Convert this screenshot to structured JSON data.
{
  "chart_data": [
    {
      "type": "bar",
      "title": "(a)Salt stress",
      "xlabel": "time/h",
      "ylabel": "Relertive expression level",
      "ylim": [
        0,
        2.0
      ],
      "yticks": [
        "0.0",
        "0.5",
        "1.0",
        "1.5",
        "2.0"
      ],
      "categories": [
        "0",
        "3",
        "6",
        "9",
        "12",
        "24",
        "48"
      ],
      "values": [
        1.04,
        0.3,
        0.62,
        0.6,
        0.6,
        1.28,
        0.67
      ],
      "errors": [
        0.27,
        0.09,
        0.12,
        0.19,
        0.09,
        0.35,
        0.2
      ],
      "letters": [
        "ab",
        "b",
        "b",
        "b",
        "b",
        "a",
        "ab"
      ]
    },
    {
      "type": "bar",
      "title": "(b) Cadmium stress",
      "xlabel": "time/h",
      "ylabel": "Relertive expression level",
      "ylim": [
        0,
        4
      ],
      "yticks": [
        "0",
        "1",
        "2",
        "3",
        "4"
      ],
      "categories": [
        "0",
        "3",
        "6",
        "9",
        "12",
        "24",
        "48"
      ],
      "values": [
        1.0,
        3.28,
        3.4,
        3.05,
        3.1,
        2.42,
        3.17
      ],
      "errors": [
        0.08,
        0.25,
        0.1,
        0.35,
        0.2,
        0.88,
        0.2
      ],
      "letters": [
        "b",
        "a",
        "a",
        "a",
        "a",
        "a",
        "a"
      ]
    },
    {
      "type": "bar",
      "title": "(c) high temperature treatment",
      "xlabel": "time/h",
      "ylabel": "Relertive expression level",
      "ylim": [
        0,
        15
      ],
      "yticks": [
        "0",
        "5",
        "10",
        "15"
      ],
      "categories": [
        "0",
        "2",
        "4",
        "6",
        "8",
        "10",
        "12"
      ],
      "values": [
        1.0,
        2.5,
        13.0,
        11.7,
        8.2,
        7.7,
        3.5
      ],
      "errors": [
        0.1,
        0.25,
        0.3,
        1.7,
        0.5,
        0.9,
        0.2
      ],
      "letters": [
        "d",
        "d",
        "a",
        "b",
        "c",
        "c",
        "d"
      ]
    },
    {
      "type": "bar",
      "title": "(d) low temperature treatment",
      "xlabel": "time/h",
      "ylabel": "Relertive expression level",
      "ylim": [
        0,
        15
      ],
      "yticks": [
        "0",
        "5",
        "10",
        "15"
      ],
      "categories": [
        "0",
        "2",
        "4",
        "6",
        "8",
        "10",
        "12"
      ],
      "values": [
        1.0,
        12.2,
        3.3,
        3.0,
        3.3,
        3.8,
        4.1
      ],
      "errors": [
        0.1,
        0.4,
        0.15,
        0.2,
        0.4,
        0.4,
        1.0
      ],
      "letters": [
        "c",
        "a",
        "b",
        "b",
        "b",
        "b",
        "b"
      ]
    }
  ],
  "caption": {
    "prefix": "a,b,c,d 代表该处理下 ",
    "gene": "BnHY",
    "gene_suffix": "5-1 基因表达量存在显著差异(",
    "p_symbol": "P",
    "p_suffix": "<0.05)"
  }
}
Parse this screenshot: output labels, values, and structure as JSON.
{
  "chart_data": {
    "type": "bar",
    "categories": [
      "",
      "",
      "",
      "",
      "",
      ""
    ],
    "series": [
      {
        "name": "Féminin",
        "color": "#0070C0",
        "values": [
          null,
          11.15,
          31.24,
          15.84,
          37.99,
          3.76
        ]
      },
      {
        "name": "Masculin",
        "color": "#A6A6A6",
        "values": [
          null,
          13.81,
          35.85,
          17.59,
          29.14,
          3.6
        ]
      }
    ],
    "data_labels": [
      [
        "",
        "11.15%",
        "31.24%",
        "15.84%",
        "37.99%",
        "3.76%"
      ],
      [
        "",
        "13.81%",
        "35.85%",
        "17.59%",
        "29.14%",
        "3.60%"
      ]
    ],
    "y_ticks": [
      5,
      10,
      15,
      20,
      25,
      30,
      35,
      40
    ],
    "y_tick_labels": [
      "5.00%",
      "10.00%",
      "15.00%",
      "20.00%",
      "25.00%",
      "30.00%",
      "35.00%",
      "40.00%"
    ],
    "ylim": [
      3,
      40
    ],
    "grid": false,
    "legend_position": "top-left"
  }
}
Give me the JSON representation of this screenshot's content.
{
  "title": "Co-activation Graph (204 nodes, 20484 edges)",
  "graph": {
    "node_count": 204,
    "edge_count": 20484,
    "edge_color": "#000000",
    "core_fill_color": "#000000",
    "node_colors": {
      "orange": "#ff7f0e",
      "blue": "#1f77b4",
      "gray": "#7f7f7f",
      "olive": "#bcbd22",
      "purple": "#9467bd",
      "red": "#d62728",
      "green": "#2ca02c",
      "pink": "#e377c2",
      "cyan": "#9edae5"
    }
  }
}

━━━━━━━━━━━━━━━━━━━━

* _Task brief_: Quote every entry exactly.

* _Answer to this exercise_:
Convert this screenshot to structured JSON data.
{
  "chart_data": [
    {
      "type": "bar",
      "title": "(a)Salt stress",
      "xlabel": "time/h",
      "ylabel": "Relertive expression level",
      "ylim": [
        0,
        2.0
      ],
      "yticks": [
        "0.0",
        "0.5",
        "1.0",
        "1.5",
        "2.0"
      ],
      "categories": [
        "0",
        "3",
        "6",
        "9",
        "12",
        "24",
        "48"
      ],
      "values": [
        1.04,
        0.3,
        0.62,
        0.6,
        0.6,
        1.28,
        0.67
      ],
      "errors": [
        0.27,
        0.09,
        0.12,
        0.19,
        0.09,
        0.35,
        0.2
      ],
      "letters": [
        "ab",
        "b",
        "b",
        "b",
        "b",
        "a",
        "ab"
      ]
    },
    {
      "type": "bar",
      "title": "(b) Cadmium stress",
      "xlabel": "time/h",
      "ylabel": "Relertive expression level",
      "ylim": [
        0,
        4
      ],
      "yticks": [
        "0",
        "1",
        "2",
        "3",
        "4"
      ],
      "categories": [
        "0",
        "3",
        "6",
        "9",
        "12",
        "24",
        "48"
      ],
      "values": [
        1.0,
        3.28,
        3.4,
        3.05,
        3.1,
        2.42,
        3.17
      ],
      "errors": [
        0.08,
        0.25,
        0.1,
        0.35,
        0.2,
        0.88,
        0.2
      ],
      "letters": [
        "b",
        "a",
        "a",
        "a",
        "a",
        "a",
        "a"
      ]
    },
    {
      "type": "bar",
      "title": "(c) high temperature treatment",
      "xlabel": "time/h",
      "ylabel": "Relertive expression level",
      "ylim": [
        0,
        15
      ],
      "yticks": [
        "0",
        "5",
        "10",
        "15"
      ],
      "categories": [
        "0",
        "2",
        "4",
        "6",
        "8",
        "10",
        "12"
      ],
      "values": [
        1.0,
        2.5,
        13.0,
        11.7,
        8.2,
        7.7,
        3.5
      ],
      "errors": [
        0.1,
        0.25,
        0.3,
        1.7,
        0.5,
        0.9,
        0.2
      ],
      "letters": [
        "d",
        "d",
        "a",
        "b",
        "c",
        "c",
        "d"
      ]
    },
    {
      "type": "bar",
      "title": "(d) low temperature treatment",
      "xlabel": "time/h",
      "ylabel": "Relertive expression level",
      "ylim": [
        0,
        15
      ],
      "yticks": [
        "0",
        "5",
        "10",
        "15"
      ],
      "categories": [
        "0",
        "2",
        "4",
        "6",
        "8",
        "10",
        "12"
      ],
      "values": [
        1.0,
        12.2,
        3.3,
        3.0,
        3.3,
        3.8,
        4.1
      ],
      "errors": [
        0.1,
        0.4,
        0.15,
        0.2,
        0.4,
        0.4,
        1.0
      ],
      "letters": [
        "c",
        "a",
        "b",
        "b",
        "b",
        "b",
        "b"
      ]
    }
  ],
  "caption": {
    "prefix": "a,b,c,d 代表该处理下 ",
    "gene": "BnHY",
    "gene_suffix": "5-1 基因表达量存在显著差异(",
    "p_symbol": "P",
    "p_suffix": "<0.05)"
  }
}
Parse this screenshot: output labels, values, and structure as JSON.
{
  "chart_data": {
    "type": "bar",
    "categories": [
      "",
      "",
      "",
      "",
      "",
      ""
    ],
    "series": [
      {
        "name": "Féminin",
        "color": "#0070C0",
        "values": [
          null,
          11.15,
          31.24,
          15.84,
          37.99,
          3.76
        ]
      },
      {
        "name": "Masculin",
        "color": "#A6A6A6",
        "values": [
          null,
          13.81,
          35.85,
          17.59,
          29.14,
          3.6
        ]
      }
    ],
    "data_labels": [
      [
        "",
        "11.15%",
        "31.24%",
        "15.84%",
        "37.99%",
        "3.76%"
      ],
      [
        "",
        "13.81%",
        "35.85%",
        "17.59%",
        "29.14%",
        "3.60%"
      ]
    ],
    "y_ticks": [
      5,
      10,
      15,
      20,
      25,
      30,
      35,
      40
    ],
    "y_tick_labels": [
      "5.00%",
      "10.00%",
      "15.00%",
      "20.00%",
      "25.00%",
      "30.00%",
      "35.00%",
      "40.00%"
    ],
    "ylim": [
      3,
      40
    ],
    "grid": false,
    "legend_position": "top-left"
  }
}
Give me the JSON representation of this screenshot's content.
{
  "title": "Co-activation Graph (204 nodes, 20484 edges)",
  "graph": {
    "node_count": 204,
    "edge_count": 20484,
    "edge_color": "#000000",
    "core_fill_color": "#000000",
    "node_colors": {
      "orange": "#ff7f0e",
      "blue": "#1f77b4",
      "gray": "#7f7f7f",
      "olive": "#bcbd22",
      "purple": "#9467bd",
      "red": "#d62728",
      "green": "#2ca02c",
      "pink": "#e377c2",
      "cyan": "#9edae5"
    }
  }
}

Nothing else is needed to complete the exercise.